* **WORK REQUIRED**
In the records that follow, skip the pictures and print everything else exactly.
# # # #
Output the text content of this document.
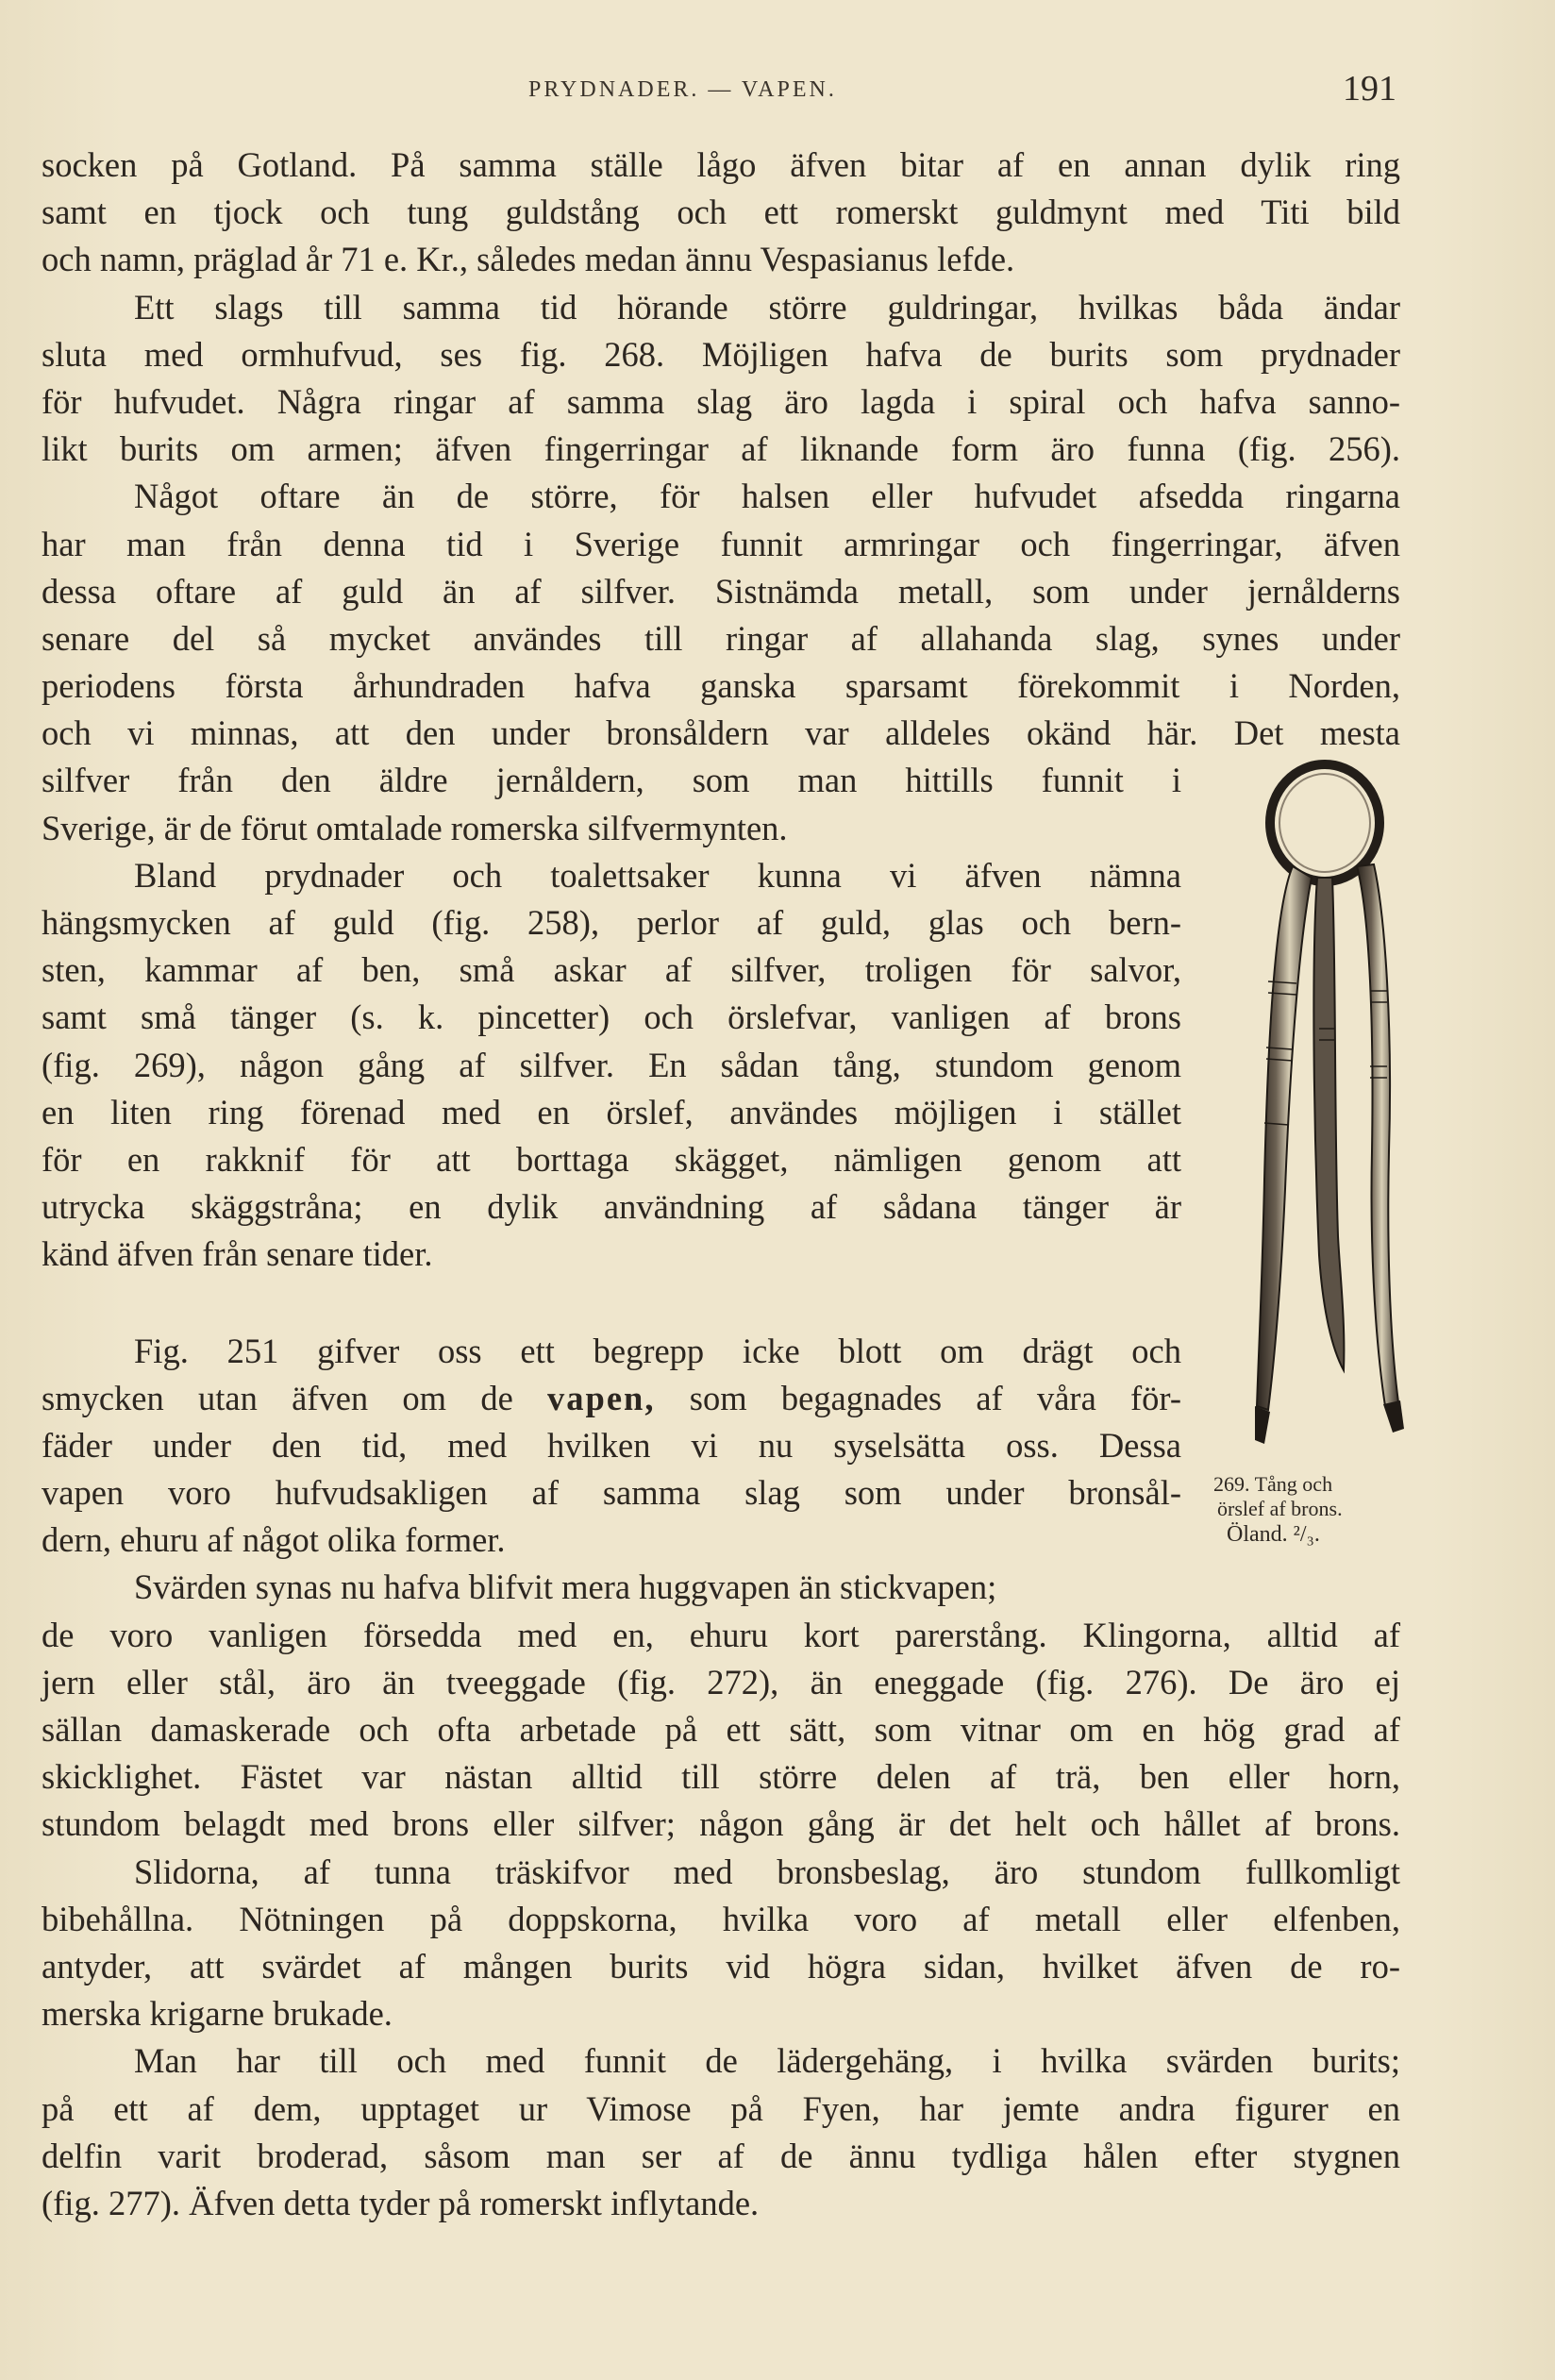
PRYDNADER. — VAPEN.	191
socken på Gotland. På samma ställe lågo äfven bitar af en annan dylik ring
samt en tjock och tung guldstång och ett romerskt guldmynt med Titi bild
och namn, präglad år 71 e. Kr., således medan ännu Vespasianus lefde.
Ett slags till samma tid hörande större guldringar, hvilkas båda ändar
sluta med ormhufvud, ses fig. 268. Möjligen hafva de burits som prydnader
för hufvudet. Några ringar af samma slag äro lagda i spiral och hafva sanno-
likt burits om armen; äfven fingerringar af liknande form äro funna (fig. 256).
Något oftare än de större, för halsen eller hufvudet afsedda ringarna
har man från denna tid i Sverige funnit armringar och fingerringar, äfven
dessa oftare af guld än af silfver. Sistnämda metall, som under jernålderns
senare del så mycket användes till ringar af allahanda slag, synes under
periodens första århundraden hafva ganska sparsamt förekommit i Norden,
och vi minnas, att den under bronsåldern var alldeles okänd här. Det mesta
silfver från den äldre jernåldern, som man hittills funnit i
Sverige, är de förut omtalade romerska silfvermynten.
Bland prydnader och toalettsaker kunna vi äfven nämna
hängsmycken af guld (fig. 258), perlor af guld, glas och bern-
sten, kammar af ben, små askar af silfver, troligen för salvor,
samt små tänger (s. k. pincetter) och örslefvar, vanligen af brons
(fig. 269), någon gång af silfver. En sådan tång, stundom genom
en liten ring förenad med en örslef, användes möjligen i stället
för en rakknif för att borttaga skägget, nämligen genom att
utrycka skäggstråna; en dylik användning af sådana tänger är
känd äfven från senare tider.
Fig. 251 gifver oss ett begrepp icke blott om drägt och
smycken utan äfven om de vapen, som begagnades af våra för-
fäder under den tid, med hvilken vi nu syselsätta oss. Dessa
vapen voro hufvudsakligen af samma slag som under bronsål-
dern, ehuru af något olika former.
Svärden synas nu hafva blifvit mera huggvapen än stickvapen;
de voro vanligen försedda med en, ehuru kort parerstång. Klingorna, alltid af
jern eller stål, äro än tveeggade (fig. 272), än eneggade (fig. 276). De äro ej
sällan damaskerade och ofta arbetade på ett sätt, som vitnar om en hög grad af
skicklighet. Fästet var nästan alltid till större delen af trä, ben eller horn,
stundom belagdt med brons eller silfver; någon gång är det helt och hållet af brons.
Slidorna, af tunna träskifvor med bronsbeslag, äro stundom fullkomligt
bibehållna. Nötningen på doppskorna, hvilka voro af metall eller elfenben,
antyder, att svärdet af mången burits vid högra sidan, hvilket äfven de ro-
merska krigarne brukade.
Man har till och med funnit de lädergehäng, i hvilka svärden burits;
på ett af dem, upptaget ur Vimose på Fyen, har jemte andra figurer en
delfin varit broderad, såsom man ser af de ännu tydliga hålen efter stygnen
(fig. 277). Äfven detta tyder på romerskt inflytande.
269. Tång och
örslef af brons.
Öland. ²/₃.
# # # #
* **COMPLETED TASK**
Output the text content of this document.
PRYDNADER. — VAPEN.	191
socken på Gotland. På samma ställe lågo äfven bitar af en annan dylik ring
samt en tjock och tung guldstång och ett romerskt guldmynt med Titi bild
och namn, präglad år 71 e. Kr., således medan ännu Vespasianus lefde.
Ett slags till samma tid hörande större guldringar, hvilkas båda ändar
sluta med ormhufvud, ses fig. 268. Möjligen hafva de burits som prydnader
för hufvudet. Några ringar af samma slag äro lagda i spiral och hafva sanno-
likt burits om armen; äfven fingerringar af liknande form äro funna (fig. 256).
Något oftare än de större, för halsen eller hufvudet afsedda ringarna
har man från denna tid i Sverige funnit armringar och fingerringar, äfven
dessa oftare af guld än af silfver. Sistnämda metall, som under jernålderns
senare del så mycket användes till ringar af allahanda slag, synes under
periodens första århundraden hafva ganska sparsamt förekommit i Norden,
och vi minnas, att den under bronsåldern var alldeles okänd här. Det mesta
silfver från den äldre jernåldern, som man hittills funnit i
Sverige, är de förut omtalade romerska silfvermynten.
Bland prydnader och toalettsaker kunna vi äfven nämna
hängsmycken af guld (fig. 258), perlor af guld, glas och bern-
sten, kammar af ben, små askar af silfver, troligen för salvor,
samt små tänger (s. k. pincetter) och örslefvar, vanligen af brons
(fig. 269), någon gång af silfver. En sådan tång, stundom genom
en liten ring förenad med en örslef, användes möjligen i stället
för en rakknif för att borttaga skägget, nämligen genom att
utrycka skäggstråna; en dylik användning af sådana tänger är
känd äfven från senare tider.
Fig. 251 gifver oss ett begrepp icke blott om drägt och
smycken utan äfven om de vapen, som begagnades af våra för-
fäder under den tid, med hvilken vi nu syselsätta oss. Dessa
vapen voro hufvudsakligen af samma slag som under bronsål-
dern, ehuru af något olika former.
Svärden synas nu hafva blifvit mera huggvapen än stickvapen;
de voro vanligen försedda med en, ehuru kort parerstång. Klingorna, alltid af
jern eller stål, äro än tveeggade (fig. 272), än eneggade (fig. 276). De äro ej
sällan damaskerade och ofta arbetade på ett sätt, som vitnar om en hög grad af
skicklighet. Fästet var nästan alltid till större delen af trä, ben eller horn,
stundom belagdt med brons eller silfver; någon gång är det helt och hållet af brons.
Slidorna, af tunna träskifvor med bronsbeslag, äro stundom fullkomligt
bibehållna. Nötningen på doppskorna, hvilka voro af metall eller elfenben,
antyder, att svärdet af mången burits vid högra sidan, hvilket äfven de ro-
merska krigarne brukade.
Man har till och med funnit de lädergehäng, i hvilka svärden burits;
på ett af dem, upptaget ur Vimose på Fyen, har jemte andra figurer en
delfin varit broderad, såsom man ser af de ännu tydliga hålen efter stygnen
(fig. 277). Äfven detta tyder på romerskt inflytande.
269. Tång och
örslef af brons.
Öland. ²/₃.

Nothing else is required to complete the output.